--- Start RECORDS FOR THE TASK ---

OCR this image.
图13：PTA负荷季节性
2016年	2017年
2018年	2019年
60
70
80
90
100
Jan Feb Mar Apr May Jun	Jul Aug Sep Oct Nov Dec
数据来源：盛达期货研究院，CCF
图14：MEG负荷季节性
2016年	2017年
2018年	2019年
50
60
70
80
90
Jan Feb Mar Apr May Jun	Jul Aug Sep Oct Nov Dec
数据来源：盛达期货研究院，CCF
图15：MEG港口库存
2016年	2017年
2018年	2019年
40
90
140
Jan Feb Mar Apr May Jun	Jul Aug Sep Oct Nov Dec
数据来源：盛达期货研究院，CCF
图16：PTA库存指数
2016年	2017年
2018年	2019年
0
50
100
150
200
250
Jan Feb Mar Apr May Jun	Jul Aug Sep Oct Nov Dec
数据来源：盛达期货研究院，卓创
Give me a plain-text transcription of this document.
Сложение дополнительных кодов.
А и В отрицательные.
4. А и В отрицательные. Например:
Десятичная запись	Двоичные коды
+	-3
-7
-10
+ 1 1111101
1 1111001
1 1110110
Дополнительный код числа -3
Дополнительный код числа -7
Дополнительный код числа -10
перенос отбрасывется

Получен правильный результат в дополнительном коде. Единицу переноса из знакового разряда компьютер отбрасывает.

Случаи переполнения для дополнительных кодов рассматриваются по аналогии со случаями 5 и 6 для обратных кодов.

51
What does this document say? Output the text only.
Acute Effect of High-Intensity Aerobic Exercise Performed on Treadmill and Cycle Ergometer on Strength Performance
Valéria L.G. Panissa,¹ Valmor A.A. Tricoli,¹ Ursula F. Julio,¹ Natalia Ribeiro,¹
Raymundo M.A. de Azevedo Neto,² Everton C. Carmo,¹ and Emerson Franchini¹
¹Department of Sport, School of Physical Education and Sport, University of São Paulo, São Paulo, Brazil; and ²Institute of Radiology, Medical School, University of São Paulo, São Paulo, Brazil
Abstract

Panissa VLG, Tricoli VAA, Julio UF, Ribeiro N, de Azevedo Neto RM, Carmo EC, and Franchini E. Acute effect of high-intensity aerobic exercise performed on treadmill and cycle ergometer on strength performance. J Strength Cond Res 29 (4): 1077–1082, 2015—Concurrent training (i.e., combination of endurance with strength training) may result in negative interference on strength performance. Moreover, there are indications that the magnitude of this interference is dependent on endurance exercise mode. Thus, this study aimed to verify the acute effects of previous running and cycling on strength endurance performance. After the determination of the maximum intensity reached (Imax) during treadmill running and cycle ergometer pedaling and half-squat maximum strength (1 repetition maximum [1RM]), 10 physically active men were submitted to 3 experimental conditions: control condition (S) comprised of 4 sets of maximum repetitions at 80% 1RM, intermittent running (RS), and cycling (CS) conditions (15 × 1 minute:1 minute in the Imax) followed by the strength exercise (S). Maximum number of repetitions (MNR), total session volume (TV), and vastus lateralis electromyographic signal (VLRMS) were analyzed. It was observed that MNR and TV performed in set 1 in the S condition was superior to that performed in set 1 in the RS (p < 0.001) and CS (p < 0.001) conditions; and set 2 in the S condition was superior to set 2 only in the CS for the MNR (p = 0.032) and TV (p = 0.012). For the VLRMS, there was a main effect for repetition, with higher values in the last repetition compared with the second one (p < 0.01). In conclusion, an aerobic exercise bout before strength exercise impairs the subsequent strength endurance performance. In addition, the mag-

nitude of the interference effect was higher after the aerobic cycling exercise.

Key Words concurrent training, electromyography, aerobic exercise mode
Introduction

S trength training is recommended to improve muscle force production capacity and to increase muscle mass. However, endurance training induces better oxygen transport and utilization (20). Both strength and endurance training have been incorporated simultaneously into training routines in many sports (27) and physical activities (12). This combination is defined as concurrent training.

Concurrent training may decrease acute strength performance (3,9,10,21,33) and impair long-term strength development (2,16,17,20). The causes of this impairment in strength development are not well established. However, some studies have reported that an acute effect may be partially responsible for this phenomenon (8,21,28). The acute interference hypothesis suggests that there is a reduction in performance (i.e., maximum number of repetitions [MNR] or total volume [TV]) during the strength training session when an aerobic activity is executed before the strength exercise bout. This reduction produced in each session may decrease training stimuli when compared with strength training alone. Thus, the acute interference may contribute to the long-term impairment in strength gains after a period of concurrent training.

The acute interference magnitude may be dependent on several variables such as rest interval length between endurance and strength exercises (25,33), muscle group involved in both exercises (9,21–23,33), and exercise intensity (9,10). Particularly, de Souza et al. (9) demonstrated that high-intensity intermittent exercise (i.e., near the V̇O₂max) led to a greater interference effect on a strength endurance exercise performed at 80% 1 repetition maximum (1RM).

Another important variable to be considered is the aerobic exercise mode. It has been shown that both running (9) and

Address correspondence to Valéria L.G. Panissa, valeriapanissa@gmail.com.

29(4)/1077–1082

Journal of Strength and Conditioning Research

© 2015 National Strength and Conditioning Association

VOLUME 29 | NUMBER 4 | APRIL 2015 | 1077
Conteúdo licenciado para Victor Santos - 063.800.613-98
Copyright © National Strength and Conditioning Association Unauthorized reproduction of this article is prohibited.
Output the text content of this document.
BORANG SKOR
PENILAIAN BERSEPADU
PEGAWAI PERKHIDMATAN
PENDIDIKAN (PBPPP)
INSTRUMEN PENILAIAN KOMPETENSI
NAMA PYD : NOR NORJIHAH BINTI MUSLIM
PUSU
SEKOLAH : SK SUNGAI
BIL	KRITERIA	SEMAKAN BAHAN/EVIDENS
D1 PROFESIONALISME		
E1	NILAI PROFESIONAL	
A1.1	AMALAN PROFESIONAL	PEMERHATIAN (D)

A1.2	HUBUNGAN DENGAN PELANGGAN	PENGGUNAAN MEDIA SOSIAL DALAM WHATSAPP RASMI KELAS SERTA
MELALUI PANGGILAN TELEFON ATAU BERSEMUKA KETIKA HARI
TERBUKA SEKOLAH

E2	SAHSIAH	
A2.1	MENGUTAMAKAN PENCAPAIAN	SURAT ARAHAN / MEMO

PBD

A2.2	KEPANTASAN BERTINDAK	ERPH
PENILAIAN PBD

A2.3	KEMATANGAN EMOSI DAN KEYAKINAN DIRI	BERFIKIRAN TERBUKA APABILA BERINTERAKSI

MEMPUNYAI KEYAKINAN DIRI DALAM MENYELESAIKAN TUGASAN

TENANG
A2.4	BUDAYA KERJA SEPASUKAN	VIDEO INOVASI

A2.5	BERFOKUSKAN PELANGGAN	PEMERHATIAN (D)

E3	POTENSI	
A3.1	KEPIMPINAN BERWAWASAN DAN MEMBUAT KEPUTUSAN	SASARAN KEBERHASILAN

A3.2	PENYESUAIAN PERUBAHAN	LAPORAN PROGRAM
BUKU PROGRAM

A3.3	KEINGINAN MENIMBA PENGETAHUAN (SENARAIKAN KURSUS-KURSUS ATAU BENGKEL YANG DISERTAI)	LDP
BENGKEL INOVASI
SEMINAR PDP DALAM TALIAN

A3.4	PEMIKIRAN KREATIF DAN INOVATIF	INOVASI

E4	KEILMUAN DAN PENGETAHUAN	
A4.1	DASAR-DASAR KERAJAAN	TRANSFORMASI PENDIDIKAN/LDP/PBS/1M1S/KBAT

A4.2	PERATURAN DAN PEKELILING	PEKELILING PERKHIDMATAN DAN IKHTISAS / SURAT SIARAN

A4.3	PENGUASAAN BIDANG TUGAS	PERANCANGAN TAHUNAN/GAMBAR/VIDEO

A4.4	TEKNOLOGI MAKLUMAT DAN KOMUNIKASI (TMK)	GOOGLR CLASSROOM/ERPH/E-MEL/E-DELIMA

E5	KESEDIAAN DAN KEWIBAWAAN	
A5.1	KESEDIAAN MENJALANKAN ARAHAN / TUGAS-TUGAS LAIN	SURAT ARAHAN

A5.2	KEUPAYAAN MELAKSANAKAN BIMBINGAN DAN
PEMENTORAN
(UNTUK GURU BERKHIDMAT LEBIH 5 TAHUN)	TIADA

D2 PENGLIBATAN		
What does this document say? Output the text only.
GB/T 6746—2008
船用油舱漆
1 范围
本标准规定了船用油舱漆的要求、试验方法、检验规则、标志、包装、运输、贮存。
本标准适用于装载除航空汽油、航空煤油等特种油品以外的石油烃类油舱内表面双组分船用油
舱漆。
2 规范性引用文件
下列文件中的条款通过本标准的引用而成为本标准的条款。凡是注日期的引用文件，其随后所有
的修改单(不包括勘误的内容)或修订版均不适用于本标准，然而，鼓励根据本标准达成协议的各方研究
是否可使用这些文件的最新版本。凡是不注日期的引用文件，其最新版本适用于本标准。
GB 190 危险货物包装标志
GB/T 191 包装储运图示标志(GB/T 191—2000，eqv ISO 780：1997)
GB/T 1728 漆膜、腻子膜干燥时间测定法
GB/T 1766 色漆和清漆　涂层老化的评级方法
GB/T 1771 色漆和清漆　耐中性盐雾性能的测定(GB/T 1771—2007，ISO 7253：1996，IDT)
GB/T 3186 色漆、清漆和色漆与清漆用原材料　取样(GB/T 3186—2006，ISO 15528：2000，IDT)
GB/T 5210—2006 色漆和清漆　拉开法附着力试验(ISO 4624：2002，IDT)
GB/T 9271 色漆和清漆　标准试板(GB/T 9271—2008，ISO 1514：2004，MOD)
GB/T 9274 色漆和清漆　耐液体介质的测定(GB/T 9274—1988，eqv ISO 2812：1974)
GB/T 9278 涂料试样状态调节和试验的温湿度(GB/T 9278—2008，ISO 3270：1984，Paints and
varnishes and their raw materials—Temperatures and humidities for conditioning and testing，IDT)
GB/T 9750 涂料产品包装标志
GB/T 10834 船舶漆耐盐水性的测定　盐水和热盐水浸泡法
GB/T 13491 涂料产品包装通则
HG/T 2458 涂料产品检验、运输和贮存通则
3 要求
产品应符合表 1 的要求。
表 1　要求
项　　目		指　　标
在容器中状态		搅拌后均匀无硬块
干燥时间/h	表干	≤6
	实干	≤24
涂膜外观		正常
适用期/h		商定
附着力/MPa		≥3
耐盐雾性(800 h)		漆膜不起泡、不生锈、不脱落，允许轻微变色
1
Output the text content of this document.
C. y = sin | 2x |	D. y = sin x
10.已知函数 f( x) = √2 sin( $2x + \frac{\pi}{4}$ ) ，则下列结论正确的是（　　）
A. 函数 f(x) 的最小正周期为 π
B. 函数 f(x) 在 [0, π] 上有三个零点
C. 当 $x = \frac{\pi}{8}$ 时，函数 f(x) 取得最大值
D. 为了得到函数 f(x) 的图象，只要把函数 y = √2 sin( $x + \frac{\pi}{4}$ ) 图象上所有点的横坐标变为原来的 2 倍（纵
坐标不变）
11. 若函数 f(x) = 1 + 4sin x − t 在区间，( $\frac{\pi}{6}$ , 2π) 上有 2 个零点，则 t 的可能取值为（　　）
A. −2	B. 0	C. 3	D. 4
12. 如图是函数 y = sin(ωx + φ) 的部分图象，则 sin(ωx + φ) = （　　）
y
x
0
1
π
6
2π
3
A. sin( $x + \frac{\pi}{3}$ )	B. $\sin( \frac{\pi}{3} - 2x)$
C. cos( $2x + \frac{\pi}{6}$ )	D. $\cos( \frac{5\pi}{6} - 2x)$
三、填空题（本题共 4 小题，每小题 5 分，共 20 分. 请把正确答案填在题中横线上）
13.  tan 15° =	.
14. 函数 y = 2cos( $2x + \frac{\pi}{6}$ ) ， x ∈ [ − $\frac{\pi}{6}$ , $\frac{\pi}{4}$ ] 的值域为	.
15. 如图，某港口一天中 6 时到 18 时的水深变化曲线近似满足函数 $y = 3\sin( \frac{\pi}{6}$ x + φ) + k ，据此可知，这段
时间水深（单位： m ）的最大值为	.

--- End RECORDS FOR THE TASK ---

§ WRITTEN INSTRUCTION: Pick out each line that holds the string "ERPH".

§ OUTPUT:
A2.2	KEPANTASAN BERTINDAK	ERPH
A4.4	TEKNOLOGI MAKLUMAT DAN KOMUNIKASI (TMK)	GOOGLR CLASSROOM/ERPH/E-MEL/E-DELIMA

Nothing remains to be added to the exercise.